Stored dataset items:

►

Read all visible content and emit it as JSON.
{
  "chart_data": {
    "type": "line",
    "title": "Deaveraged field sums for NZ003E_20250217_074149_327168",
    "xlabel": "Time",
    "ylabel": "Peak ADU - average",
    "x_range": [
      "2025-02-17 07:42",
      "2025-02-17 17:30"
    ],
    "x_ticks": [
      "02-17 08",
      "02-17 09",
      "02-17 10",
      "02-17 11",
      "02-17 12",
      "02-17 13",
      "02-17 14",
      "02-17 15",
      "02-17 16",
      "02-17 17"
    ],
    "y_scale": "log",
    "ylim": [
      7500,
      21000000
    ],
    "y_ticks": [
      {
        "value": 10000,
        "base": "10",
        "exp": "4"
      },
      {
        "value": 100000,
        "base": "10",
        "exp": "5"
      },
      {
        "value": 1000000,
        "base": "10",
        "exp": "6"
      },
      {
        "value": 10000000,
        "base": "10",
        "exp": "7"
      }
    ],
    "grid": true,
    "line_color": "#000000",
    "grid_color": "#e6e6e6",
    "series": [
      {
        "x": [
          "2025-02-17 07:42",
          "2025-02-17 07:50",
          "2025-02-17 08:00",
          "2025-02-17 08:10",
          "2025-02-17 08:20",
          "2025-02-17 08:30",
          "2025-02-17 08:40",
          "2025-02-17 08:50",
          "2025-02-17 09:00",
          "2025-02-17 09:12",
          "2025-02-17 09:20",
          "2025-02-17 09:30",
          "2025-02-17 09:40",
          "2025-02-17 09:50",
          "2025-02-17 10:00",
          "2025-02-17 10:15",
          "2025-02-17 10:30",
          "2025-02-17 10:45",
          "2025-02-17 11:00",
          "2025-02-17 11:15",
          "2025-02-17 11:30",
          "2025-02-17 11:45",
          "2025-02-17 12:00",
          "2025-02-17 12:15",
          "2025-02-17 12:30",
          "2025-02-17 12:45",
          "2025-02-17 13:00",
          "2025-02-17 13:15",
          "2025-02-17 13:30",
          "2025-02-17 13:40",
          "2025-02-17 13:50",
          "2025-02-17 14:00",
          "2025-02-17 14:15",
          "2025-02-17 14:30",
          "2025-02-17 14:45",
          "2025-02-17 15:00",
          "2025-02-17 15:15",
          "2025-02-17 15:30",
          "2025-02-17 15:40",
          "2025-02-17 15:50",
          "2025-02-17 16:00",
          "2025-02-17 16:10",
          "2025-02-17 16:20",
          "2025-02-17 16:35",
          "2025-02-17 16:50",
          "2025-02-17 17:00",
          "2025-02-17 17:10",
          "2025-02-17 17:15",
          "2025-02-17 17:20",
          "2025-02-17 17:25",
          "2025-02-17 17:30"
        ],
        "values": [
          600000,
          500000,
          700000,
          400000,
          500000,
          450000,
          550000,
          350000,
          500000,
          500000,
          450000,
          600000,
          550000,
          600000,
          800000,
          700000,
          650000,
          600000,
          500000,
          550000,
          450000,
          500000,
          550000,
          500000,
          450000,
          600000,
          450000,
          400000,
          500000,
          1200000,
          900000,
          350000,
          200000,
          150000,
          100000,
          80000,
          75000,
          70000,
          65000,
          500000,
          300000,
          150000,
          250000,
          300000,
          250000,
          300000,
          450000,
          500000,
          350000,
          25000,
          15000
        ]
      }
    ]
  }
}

◄

Repeat all of the records above exactly as written.

Read all visible content and emit it as JSON.
{
  "chart_data": {
    "type": "line",
    "title": "Deaveraged field sums for NZ003E_20250217_074149_327168",
    "xlabel": "Time",
    "ylabel": "Peak ADU - average",
    "x_range": [
      "2025-02-17 07:42",
      "2025-02-17 17:30"
    ],
    "x_ticks": [
      "02-17 08",
      "02-17 09",
      "02-17 10",
      "02-17 11",
      "02-17 12",
      "02-17 13",
      "02-17 14",
      "02-17 15",
      "02-17 16",
      "02-17 17"
    ],
    "y_scale": "log",
    "ylim": [
      7500,
      21000000
    ],
    "y_ticks": [
      {
        "value": 10000,
        "base": "10",
        "exp": "4"
      },
      {
        "value": 100000,
        "base": "10",
        "exp": "5"
      },
      {
        "value": 1000000,
        "base": "10",
        "exp": "6"
      },
      {
        "value": 10000000,
        "base": "10",
        "exp": "7"
      }
    ],
    "grid": true,
    "line_color": "#000000",
    "grid_color": "#e6e6e6",
    "series": [
      {
        "x": [
          "2025-02-17 07:42",
          "2025-02-17 07:50",
          "2025-02-17 08:00",
          "2025-02-17 08:10",
          "2025-02-17 08:20",
          "2025-02-17 08:30",
          "2025-02-17 08:40",
          "2025-02-17 08:50",
          "2025-02-17 09:00",
          "2025-02-17 09:12",
          "2025-02-17 09:20",
          "2025-02-17 09:30",
          "2025-02-17 09:40",
          "2025-02-17 09:50",
          "2025-02-17 10:00",
          "2025-02-17 10:15",
          "2025-02-17 10:30",
          "2025-02-17 10:45",
          "2025-02-17 11:00",
          "2025-02-17 11:15",
          "2025-02-17 11:30",
          "2025-02-17 11:45",
          "2025-02-17 12:00",
          "2025-02-17 12:15",
          "2025-02-17 12:30",
          "2025-02-17 12:45",
          "2025-02-17 13:00",
          "2025-02-17 13:15",
          "2025-02-17 13:30",
          "2025-02-17 13:40",
          "2025-02-17 13:50",
          "2025-02-17 14:00",
          "2025-02-17 14:15",
          "2025-02-17 14:30",
          "2025-02-17 14:45",
          "2025-02-17 15:00",
          "2025-02-17 15:15",
          "2025-02-17 15:30",
          "2025-02-17 15:40",
          "2025-02-17 15:50",
          "2025-02-17 16:00",
          "2025-02-17 16:10",
          "2025-02-17 16:20",
          "2025-02-17 16:35",
          "2025-02-17 16:50",
          "2025-02-17 17:00",
          "2025-02-17 17:10",
          "2025-02-17 17:15",
          "2025-02-17 17:20",
          "2025-02-17 17:25",
          "2025-02-17 17:30"
        ],
        "values": [
          600000,
          500000,
          700000,
          400000,
          500000,
          450000,
          550000,
          350000,
          500000,
          500000,
          450000,
          600000,
          550000,
          600000,
          800000,
          700000,
          650000,
          600000,
          500000,
          550000,
          450000,
          500000,
          550000,
          500000,
          450000,
          600000,
          450000,
          400000,
          500000,
          1200000,
          900000,
          350000,
          200000,
          150000,
          100000,
          80000,
          75000,
          70000,
          65000,
          500000,
          300000,
          150000,
          250000,
          300000,
          250000,
          300000,
          450000,
          500000,
          350000,
          25000,
          15000
        ]
      }
    ]
  }
}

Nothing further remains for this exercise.